**The exercise:** Identify the lines that contain the string "فجعل", then copy each of them.

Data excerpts
===============
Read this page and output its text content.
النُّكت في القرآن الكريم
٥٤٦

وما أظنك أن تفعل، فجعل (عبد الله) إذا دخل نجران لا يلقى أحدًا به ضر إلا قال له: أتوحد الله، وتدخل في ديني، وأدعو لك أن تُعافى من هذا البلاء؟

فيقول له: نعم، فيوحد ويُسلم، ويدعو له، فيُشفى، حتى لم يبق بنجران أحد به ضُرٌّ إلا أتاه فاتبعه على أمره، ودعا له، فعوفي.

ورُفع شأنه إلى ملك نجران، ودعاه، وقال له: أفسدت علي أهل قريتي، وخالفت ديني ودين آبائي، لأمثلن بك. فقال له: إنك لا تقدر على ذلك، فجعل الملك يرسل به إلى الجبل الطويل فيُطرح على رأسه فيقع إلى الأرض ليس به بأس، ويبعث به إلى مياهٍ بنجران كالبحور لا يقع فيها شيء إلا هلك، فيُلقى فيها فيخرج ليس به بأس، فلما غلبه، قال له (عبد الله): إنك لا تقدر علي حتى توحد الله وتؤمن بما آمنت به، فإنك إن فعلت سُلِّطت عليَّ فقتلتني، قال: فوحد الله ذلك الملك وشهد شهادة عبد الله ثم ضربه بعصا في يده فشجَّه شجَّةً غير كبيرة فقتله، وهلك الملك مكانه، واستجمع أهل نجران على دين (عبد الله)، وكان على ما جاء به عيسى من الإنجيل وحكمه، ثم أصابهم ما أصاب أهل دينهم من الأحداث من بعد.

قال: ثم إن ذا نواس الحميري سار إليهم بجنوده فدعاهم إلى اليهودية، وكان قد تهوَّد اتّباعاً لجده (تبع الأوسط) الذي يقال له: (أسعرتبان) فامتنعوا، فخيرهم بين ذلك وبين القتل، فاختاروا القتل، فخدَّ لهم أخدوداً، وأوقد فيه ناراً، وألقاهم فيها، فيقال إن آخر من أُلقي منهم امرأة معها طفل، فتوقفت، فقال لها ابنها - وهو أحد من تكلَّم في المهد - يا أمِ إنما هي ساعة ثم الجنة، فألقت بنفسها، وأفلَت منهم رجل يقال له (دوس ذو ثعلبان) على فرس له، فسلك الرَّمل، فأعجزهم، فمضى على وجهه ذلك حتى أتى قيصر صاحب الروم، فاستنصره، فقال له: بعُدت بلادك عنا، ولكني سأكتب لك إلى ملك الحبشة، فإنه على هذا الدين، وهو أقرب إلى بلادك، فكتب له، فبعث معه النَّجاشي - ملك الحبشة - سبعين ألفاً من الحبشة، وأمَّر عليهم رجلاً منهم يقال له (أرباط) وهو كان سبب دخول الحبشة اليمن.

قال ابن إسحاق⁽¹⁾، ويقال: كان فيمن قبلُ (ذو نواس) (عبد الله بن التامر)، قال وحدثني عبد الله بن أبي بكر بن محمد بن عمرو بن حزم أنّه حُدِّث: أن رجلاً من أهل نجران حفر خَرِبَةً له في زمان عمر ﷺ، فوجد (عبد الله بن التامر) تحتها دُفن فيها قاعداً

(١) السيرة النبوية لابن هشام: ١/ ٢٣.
===============
**Reply to the exercise:**
وما أظنك أن تفعل، فجعل (عبد الله) إذا دخل نجران لا يلقى أحدًا به ضر إلا قال له: أتوحد الله، وتدخل في ديني، وأدعو لك أن تُعافى من هذا البلاء؟
ورُفع شأنه إلى ملك نجران، ودعاه، وقال له: أفسدت علي أهل قريتي، وخالفت ديني ودين آبائي، لأمثلن بك. فقال له: إنك لا تقدر على ذلك، فجعل الملك يرسل به إلى الجبل الطويل فيُطرح على رأسه فيقع إلى الأرض ليس به بأس، ويبعث به إلى مياهٍ بنجران كالبحور لا يقع فيها شيء إلا هلك، فيُلقى فيها فيخرج ليس به بأس، فلما غلبه، قال له (عبد الله): إنك لا تقدر علي حتى توحد الله وتؤمن بما آمنت به، فإنك إن فعلت سُلِّطت عليَّ فقتلتني، قال: فوحد الله ذلك الملك وشهد شهادة عبد الله ثم ضربه بعصا في يده فشجَّه شجَّةً غير كبيرة فقتله، وهلك الملك مكانه، واستجمع أهل نجران على دين (عبد الله)، وكان على ما جاء به عيسى من الإنجيل وحكمه، ثم أصابهم ما أصاب أهل دينهم من الأحداث من بعد.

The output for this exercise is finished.